Each line of the material below should be reproduced exactly.

:: DATA SUPPLIED ::

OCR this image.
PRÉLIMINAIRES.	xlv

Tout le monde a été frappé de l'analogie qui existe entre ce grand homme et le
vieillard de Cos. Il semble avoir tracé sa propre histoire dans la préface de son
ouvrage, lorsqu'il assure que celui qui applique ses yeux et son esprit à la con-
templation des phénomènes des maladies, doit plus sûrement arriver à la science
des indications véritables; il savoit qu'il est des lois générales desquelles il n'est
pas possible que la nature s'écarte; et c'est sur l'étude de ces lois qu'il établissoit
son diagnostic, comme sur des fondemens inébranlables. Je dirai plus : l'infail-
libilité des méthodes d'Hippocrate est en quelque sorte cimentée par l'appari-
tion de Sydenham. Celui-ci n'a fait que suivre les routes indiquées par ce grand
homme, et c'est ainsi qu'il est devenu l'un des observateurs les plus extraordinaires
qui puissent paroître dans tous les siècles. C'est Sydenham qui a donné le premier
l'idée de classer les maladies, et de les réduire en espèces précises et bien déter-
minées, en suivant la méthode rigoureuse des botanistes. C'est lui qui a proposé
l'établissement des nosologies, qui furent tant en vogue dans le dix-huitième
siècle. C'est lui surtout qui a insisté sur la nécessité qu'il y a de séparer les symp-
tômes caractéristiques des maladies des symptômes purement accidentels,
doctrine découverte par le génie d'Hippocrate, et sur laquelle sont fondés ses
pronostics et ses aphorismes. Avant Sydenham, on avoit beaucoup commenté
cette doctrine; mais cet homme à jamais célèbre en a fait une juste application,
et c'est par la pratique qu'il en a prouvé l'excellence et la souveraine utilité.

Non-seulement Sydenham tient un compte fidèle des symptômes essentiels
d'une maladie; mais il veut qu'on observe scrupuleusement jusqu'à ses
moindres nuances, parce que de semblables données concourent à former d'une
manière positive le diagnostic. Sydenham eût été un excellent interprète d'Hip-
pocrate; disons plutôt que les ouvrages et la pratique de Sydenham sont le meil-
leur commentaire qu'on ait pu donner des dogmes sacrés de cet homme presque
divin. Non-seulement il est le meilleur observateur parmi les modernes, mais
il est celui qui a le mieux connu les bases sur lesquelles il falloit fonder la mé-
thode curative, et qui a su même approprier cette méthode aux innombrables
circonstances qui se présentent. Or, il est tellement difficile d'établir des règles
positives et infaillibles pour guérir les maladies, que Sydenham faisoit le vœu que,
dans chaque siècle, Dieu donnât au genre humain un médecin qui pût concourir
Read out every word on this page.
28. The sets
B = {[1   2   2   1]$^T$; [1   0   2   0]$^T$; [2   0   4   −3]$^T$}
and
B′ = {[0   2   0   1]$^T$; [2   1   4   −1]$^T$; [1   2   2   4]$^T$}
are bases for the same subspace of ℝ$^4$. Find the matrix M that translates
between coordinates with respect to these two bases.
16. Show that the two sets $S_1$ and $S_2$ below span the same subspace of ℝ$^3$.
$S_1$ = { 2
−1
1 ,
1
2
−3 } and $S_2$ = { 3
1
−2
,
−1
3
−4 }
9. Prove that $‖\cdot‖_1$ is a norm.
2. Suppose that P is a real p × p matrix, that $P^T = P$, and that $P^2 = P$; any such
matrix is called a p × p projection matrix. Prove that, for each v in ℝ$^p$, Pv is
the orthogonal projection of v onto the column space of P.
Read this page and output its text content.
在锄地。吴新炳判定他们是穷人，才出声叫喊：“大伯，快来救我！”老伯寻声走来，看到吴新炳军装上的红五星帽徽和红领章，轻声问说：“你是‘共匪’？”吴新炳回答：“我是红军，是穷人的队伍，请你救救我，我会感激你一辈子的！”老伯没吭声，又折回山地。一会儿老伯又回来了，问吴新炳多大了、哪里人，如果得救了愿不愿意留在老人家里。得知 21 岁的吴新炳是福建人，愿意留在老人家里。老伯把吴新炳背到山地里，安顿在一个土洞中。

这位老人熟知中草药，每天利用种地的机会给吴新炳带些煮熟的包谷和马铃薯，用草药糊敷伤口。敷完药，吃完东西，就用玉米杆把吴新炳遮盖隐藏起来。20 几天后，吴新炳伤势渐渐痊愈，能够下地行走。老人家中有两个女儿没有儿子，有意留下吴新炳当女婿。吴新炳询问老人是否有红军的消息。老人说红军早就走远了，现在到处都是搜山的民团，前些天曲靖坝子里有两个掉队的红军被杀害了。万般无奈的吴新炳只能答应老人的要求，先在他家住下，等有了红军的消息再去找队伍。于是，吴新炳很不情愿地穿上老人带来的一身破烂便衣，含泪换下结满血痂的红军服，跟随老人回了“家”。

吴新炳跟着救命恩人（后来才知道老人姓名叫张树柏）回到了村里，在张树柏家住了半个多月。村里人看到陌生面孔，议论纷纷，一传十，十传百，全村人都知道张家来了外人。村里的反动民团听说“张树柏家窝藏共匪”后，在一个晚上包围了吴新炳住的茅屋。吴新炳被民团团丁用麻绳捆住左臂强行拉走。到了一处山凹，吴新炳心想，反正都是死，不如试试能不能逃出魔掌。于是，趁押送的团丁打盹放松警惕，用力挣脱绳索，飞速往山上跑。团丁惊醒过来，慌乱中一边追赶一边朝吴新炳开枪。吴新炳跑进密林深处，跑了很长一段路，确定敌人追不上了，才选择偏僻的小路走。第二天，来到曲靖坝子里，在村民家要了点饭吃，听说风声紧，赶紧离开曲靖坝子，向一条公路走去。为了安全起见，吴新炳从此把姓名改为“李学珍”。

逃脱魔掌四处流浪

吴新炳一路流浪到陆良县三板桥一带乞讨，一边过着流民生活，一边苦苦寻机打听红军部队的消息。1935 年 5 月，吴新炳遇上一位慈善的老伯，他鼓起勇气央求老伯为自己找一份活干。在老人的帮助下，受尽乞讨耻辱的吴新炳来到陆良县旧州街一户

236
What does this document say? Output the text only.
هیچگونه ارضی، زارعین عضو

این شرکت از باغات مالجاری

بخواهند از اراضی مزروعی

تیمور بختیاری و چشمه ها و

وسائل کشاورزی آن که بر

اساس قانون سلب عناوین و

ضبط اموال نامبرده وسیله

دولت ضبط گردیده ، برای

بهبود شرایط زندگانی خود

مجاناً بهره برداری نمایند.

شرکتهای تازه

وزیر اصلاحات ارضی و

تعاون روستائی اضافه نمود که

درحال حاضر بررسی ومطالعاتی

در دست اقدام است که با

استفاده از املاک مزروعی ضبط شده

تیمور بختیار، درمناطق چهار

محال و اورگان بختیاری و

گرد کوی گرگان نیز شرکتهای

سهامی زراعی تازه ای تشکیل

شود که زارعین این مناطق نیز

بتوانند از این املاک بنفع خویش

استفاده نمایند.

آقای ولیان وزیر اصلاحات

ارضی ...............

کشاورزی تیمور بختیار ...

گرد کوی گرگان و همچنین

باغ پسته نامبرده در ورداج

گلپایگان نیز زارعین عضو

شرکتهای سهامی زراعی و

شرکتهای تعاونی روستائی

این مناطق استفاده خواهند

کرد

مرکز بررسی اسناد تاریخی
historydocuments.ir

:::

### RESPONSE FOR THIS EXERCISE
OCR this image.
PRÉLIMINAIRES.	xlv

Tout le monde a été frappé de l'analogie qui existe entre ce grand homme et le
vieillard de Cos. Il semble avoir tracé sa propre histoire dans la préface de son
ouvrage, lorsqu'il assure que celui qui applique ses yeux et son esprit à la con-
templation des phénomènes des maladies, doit plus sûrement arriver à la science
des indications véritables; il savoit qu'il est des lois générales desquelles il n'est
pas possible que la nature s'écarte; et c'est sur l'étude de ces lois qu'il établissoit
son diagnostic, comme sur des fondemens inébranlables. Je dirai plus : l'infail-
libilité des méthodes d'Hippocrate est en quelque sorte cimentée par l'appari-
tion de Sydenham. Celui-ci n'a fait que suivre les routes indiquées par ce grand
homme, et c'est ainsi qu'il est devenu l'un des observateurs les plus extraordinaires
qui puissent paroître dans tous les siècles. C'est Sydenham qui a donné le premier
l'idée de classer les maladies, et de les réduire en espèces précises et bien déter-
minées, en suivant la méthode rigoureuse des botanistes. C'est lui qui a proposé
l'établissement des nosologies, qui furent tant en vogue dans le dix-huitième
siècle. C'est lui surtout qui a insisté sur la nécessité qu'il y a de séparer les symp-
tômes caractéristiques des maladies des symptômes purement accidentels,
doctrine découverte par le génie d'Hippocrate, et sur laquelle sont fondés ses
pronostics et ses aphorismes. Avant Sydenham, on avoit beaucoup commenté
cette doctrine; mais cet homme à jamais célèbre en a fait une juste application,
et c'est par la pratique qu'il en a prouvé l'excellence et la souveraine utilité.

Non-seulement Sydenham tient un compte fidèle des symptômes essentiels
d'une maladie; mais il veut qu'on observe scrupuleusement jusqu'à ses
moindres nuances, parce que de semblables données concourent à former d'une
manière positive le diagnostic. Sydenham eût été un excellent interprète d'Hip-
pocrate; disons plutôt que les ouvrages et la pratique de Sydenham sont le meil-
leur commentaire qu'on ait pu donner des dogmes sacrés de cet homme presque
divin. Non-seulement il est le meilleur observateur parmi les modernes, mais
il est celui qui a le mieux connu les bases sur lesquelles il falloit fonder la mé-
thode curative, et qui a su même approprier cette méthode aux innombrables
circonstances qui se présentent. Or, il est tellement difficile d'établir des règles
positives et infaillibles pour guérir les maladies, que Sydenham faisoit le vœu que,
dans chaque siècle, Dieu donnât au genre humain un médecin qui pût concourir
Read out every word on this page.
28. The sets
B = {[1   2   2   1]$^T$; [1   0   2   0]$^T$; [2   0   4   −3]$^T$}
and
B′ = {[0   2   0   1]$^T$; [2   1   4   −1]$^T$; [1   2   2   4]$^T$}
are bases for the same subspace of ℝ$^4$. Find the matrix M that translates
between coordinates with respect to these two bases.
16. Show that the two sets $S_1$ and $S_2$ below span the same subspace of ℝ$^3$.
$S_1$ = { 2
−1
1 ,
1
2
−3 } and $S_2$ = { 3
1
−2
,
−1
3
−4 }
9. Prove that $‖\cdot‖_1$ is a norm.
2. Suppose that P is a real p × p matrix, that $P^T = P$, and that $P^2 = P$; any such
matrix is called a p × p projection matrix. Prove that, for each v in ℝ$^p$, Pv is
the orthogonal projection of v onto the column space of P.
Read this page and output its text content.
在锄地。吴新炳判定他们是穷人，才出声叫喊：“大伯，快来救我！”老伯寻声走来，看到吴新炳军装上的红五星帽徽和红领章，轻声问说：“你是‘共匪’？”吴新炳回答：“我是红军，是穷人的队伍，请你救救我，我会感激你一辈子的！”老伯没吭声，又折回山地。一会儿老伯又回来了，问吴新炳多大了、哪里人，如果得救了愿不愿意留在老人家里。得知 21 岁的吴新炳是福建人，愿意留在老人家里。老伯把吴新炳背到山地里，安顿在一个土洞中。

这位老人熟知中草药，每天利用种地的机会给吴新炳带些煮熟的包谷和马铃薯，用草药糊敷伤口。敷完药，吃完东西，就用玉米杆把吴新炳遮盖隐藏起来。20 几天后，吴新炳伤势渐渐痊愈，能够下地行走。老人家中有两个女儿没有儿子，有意留下吴新炳当女婿。吴新炳询问老人是否有红军的消息。老人说红军早就走远了，现在到处都是搜山的民团，前些天曲靖坝子里有两个掉队的红军被杀害了。万般无奈的吴新炳只能答应老人的要求，先在他家住下，等有了红军的消息再去找队伍。于是，吴新炳很不情愿地穿上老人带来的一身破烂便衣，含泪换下结满血痂的红军服，跟随老人回了“家”。

吴新炳跟着救命恩人（后来才知道老人姓名叫张树柏）回到了村里，在张树柏家住了半个多月。村里人看到陌生面孔，议论纷纷，一传十，十传百，全村人都知道张家来了外人。村里的反动民团听说“张树柏家窝藏共匪”后，在一个晚上包围了吴新炳住的茅屋。吴新炳被民团团丁用麻绳捆住左臂强行拉走。到了一处山凹，吴新炳心想，反正都是死，不如试试能不能逃出魔掌。于是，趁押送的团丁打盹放松警惕，用力挣脱绳索，飞速往山上跑。团丁惊醒过来，慌乱中一边追赶一边朝吴新炳开枪。吴新炳跑进密林深处，跑了很长一段路，确定敌人追不上了，才选择偏僻的小路走。第二天，来到曲靖坝子里，在村民家要了点饭吃，听说风声紧，赶紧离开曲靖坝子，向一条公路走去。为了安全起见，吴新炳从此把姓名改为“李学珍”。

逃脱魔掌四处流浪

吴新炳一路流浪到陆良县三板桥一带乞讨，一边过着流民生活，一边苦苦寻机打听红军部队的消息。1935 年 5 月，吴新炳遇上一位慈善的老伯，他鼓起勇气央求老伯为自己找一份活干。在老人的帮助下，受尽乞讨耻辱的吴新炳来到陆良县旧州街一户

236
What does this document say? Output the text only.
هیچگونه ارضی، زارعین عضو

این شرکت از باغات مالجاری

بخواهند از اراضی مزروعی

تیمور بختیاری و چشمه ها و

وسائل کشاورزی آن که بر

اساس قانون سلب عناوین و

ضبط اموال نامبرده وسیله

دولت ضبط گردیده ، برای

بهبود شرایط زندگانی خود

مجاناً بهره برداری نمایند.

شرکتهای تازه

وزیر اصلاحات ارضی و

تعاون روستائی اضافه نمود که

درحال حاضر بررسی ومطالعاتی

در دست اقدام است که با

استفاده از املاک مزروعی ضبط شده

تیمور بختیار، درمناطق چهار

محال و اورگان بختیاری و

گرد کوی گرگان نیز شرکتهای

سهامی زراعی تازه ای تشکیل

شود که زارعین این مناطق نیز

بتوانند از این املاک بنفع خویش

استفاده نمایند.

آقای ولیان وزیر اصلاحات

ارضی ...............

کشاورزی تیمور بختیار ...

گرد کوی گرگان و همچنین

باغ پسته نامبرده در ورداج

گلپایگان نیز زارعین عضو

شرکتهای سهامی زراعی و

شرکتهای تعاونی روستائی

این مناطق استفاده خواهند

کرد

مرکز بررسی اسناد تاریخی
historydocuments.ir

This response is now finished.